>> start Items
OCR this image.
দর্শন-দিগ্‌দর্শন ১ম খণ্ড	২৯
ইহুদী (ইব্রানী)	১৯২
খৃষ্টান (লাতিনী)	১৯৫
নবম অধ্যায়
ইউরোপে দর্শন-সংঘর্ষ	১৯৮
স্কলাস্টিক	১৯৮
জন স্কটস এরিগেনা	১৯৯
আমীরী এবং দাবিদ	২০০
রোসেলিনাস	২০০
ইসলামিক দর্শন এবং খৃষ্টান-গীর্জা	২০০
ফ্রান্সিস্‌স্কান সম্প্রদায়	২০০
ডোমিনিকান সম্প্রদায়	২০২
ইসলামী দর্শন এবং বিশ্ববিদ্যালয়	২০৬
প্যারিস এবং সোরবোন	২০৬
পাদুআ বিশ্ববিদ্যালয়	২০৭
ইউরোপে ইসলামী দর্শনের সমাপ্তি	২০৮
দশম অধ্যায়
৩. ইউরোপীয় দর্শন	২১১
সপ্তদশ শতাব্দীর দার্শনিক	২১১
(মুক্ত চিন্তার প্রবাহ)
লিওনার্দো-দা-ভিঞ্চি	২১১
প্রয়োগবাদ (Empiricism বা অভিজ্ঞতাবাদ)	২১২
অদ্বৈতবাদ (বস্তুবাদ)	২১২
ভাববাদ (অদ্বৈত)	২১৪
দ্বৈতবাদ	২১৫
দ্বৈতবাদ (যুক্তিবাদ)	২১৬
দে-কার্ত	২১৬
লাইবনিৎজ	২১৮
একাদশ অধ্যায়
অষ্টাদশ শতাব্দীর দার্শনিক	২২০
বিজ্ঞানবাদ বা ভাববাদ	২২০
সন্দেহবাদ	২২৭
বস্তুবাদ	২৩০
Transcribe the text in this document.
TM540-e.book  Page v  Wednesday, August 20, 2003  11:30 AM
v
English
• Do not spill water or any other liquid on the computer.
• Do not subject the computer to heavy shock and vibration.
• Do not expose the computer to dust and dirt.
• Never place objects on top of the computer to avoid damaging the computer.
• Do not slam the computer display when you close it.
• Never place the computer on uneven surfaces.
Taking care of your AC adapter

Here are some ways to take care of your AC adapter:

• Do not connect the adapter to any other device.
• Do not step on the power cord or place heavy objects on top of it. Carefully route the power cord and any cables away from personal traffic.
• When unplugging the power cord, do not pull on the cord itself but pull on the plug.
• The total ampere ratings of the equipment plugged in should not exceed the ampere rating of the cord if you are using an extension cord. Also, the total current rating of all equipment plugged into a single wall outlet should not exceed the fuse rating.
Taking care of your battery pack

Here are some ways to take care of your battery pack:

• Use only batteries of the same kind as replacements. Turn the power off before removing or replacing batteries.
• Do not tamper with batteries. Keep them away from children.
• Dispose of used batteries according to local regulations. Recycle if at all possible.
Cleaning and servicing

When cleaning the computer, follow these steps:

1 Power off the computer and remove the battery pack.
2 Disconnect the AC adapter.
>> end Items
» **Goal of the exercise**: Copy in full each line that holds the word "from".

» **Result for this task**:
• Do not step on the power cord or place heavy objects on top of it. Carefully route the power cord and any cables away from personal traffic.
• Do not tamper with batteries. Keep them away from children.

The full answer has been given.